▶ **GESTELLTE AUFGABE A**
Was sagt der Text über Ransmayrs Roman „Die letzte Welt“?
(i) In welchem Jahr erschien der Roman erstmals?
(ii) Wie heißt sein Protagonist?
(iii) Wie lautet der Satz „Keinem blieb seine Gestalt“ bei Ovid auf Latein?

Christoph Ransmayr: "Die letzte Welt"


Die Ideenwelt als letzte (?) Zuflucht

Der in der Kvarner Bucht und auf der griechischen Halbinsel Mani entstandene Roman "Die letzte Welt" erschien erstmals 1988 und zählt seither zu den Klassikern der deutschsprachigen Gegenwartsliteratur. Inspiriert von Leben und Werk des römischen Dichters Publius Ovidius Naso (43 v. Chr. bis ca. 17 n. Chr.) verfasste Christoph Ransmayr seine eindringliche Version der "Verwandlungen" und versetzte hierzu seinen Protagonisten Cotta an einen wundersamen Ort, wohin weiter verwandelte Figuren und Variationen der Geschichten des römischen Dichters nach und nach vordringen, wobei auch Ovid und sein historischer Bekannter nicht diejenigen geblieben sind, die sie einst waren. Eingedenk des im Roman mutierten Satzes: "Keinem bleibt seine Gestalt", der bei Ovid lautet: "nulli sua forma manebat" ("Keinem blieb seine Gestalt").

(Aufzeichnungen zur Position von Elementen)
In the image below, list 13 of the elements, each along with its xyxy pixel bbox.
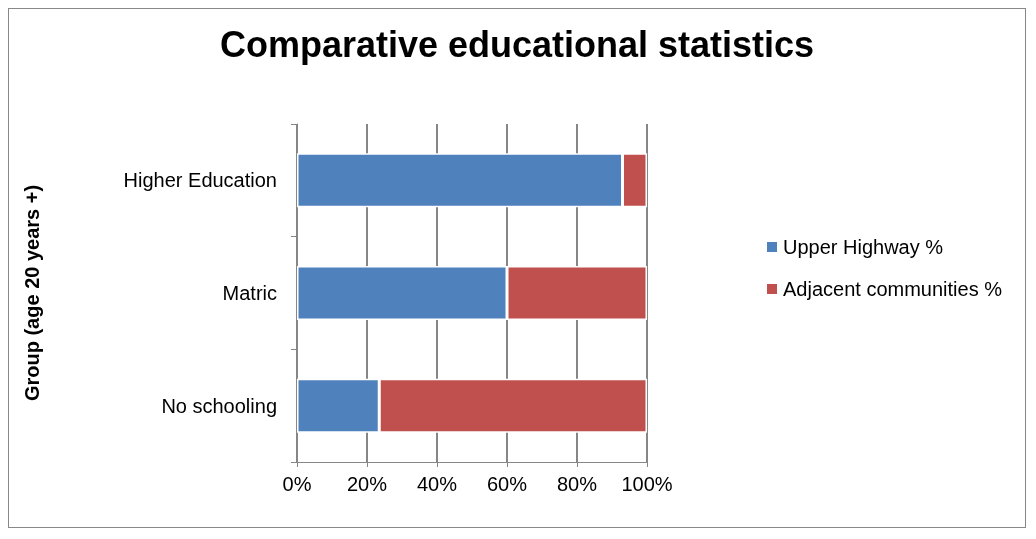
x-tick-label: 60% [486, 473, 528, 495]
y-tick-label: Higher Education [123, 169, 277, 192]
y-tick-label: Matric [222, 282, 277, 304]
x-tick-label: 0% [282, 473, 312, 495]
y-tick-label: No schooling [161, 394, 277, 417]
x-tick-label: 40% [416, 473, 458, 495]
chart-title: Comparative educational statistics [219, 23, 815, 65]
x-tick-label: 20% [346, 473, 388, 495]
x-tick-label: 80% [556, 473, 598, 495]
x-tick-label: 100% [621, 473, 673, 495]
legend-label: Upper Highway % [783, 236, 944, 258]
y-axis-title: Group (age 20 years +) [21, 184, 43, 402]
legend-label: Adjacent communities % [783, 278, 1003, 300]
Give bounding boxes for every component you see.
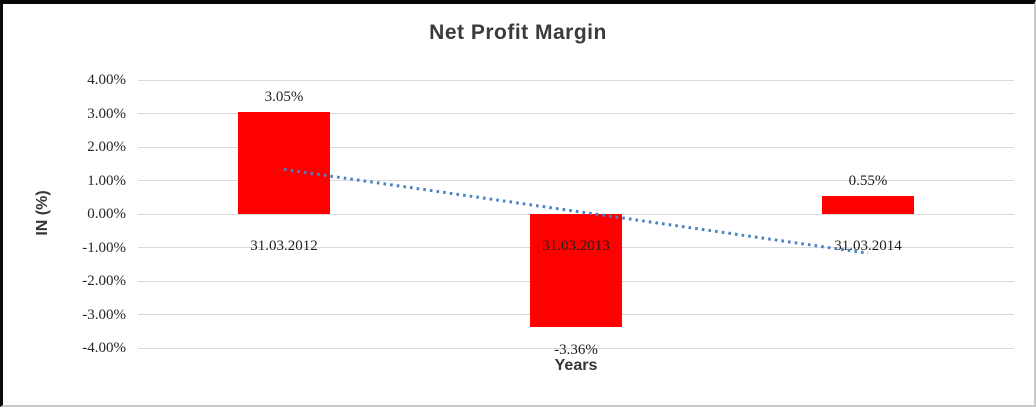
x-category-label: 31.03.2012 [250, 238, 318, 254]
y-tick-label: -1.00% [82, 239, 126, 256]
chart-title: Net Profit Margin [429, 21, 607, 44]
gridline [138, 146, 1014, 148]
y-tick-label: 1.00% [87, 172, 126, 189]
x-category-label: 31.03.2014 [834, 238, 902, 254]
y-tick-label: -4.00% [82, 340, 126, 356]
bar-value-label: 3.05% [264, 88, 304, 105]
bar [238, 111, 330, 214]
y-tick-label: 3.00% [87, 105, 126, 122]
bar-value-label: -3.36% [554, 341, 598, 358]
gridline [138, 113, 1014, 114]
y-tick-label: 0.00% [87, 206, 126, 222]
x-category-label: 31.03.2013 [542, 238, 610, 254]
y-tick-label: 2.00% [87, 139, 126, 155]
y-tick-label: -2.00% [82, 273, 126, 289]
x-axis-title: Years [554, 357, 598, 374]
y-tick-label: -3.00% [82, 306, 126, 323]
gridline [138, 347, 1014, 349]
bar [530, 214, 622, 327]
y-tick-label: 4.00% [87, 72, 126, 88]
gridline [138, 79, 1014, 81]
bar [822, 195, 914, 214]
bar-value-label: 0.55% [848, 172, 888, 189]
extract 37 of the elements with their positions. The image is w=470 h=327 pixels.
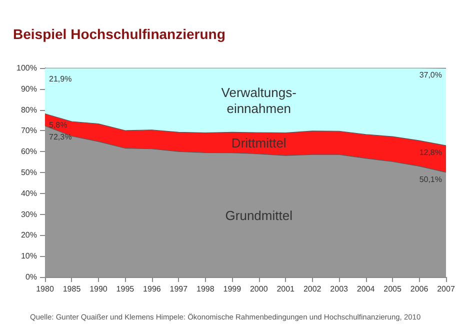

▶ **GESTELLTE AUFGABE B**
Wie viele Zeilen der Aufzeichnungen enthalten die Zeichenfolge „elements“? Nennen Sie nur die Anzahl.

▶ **RICHTIGE ANTWORT A**
(i) 1988
(ii) Cotta
(iii) „nulli sua forma manebat“

▶ **RICHTIGE ANTWORT B**
2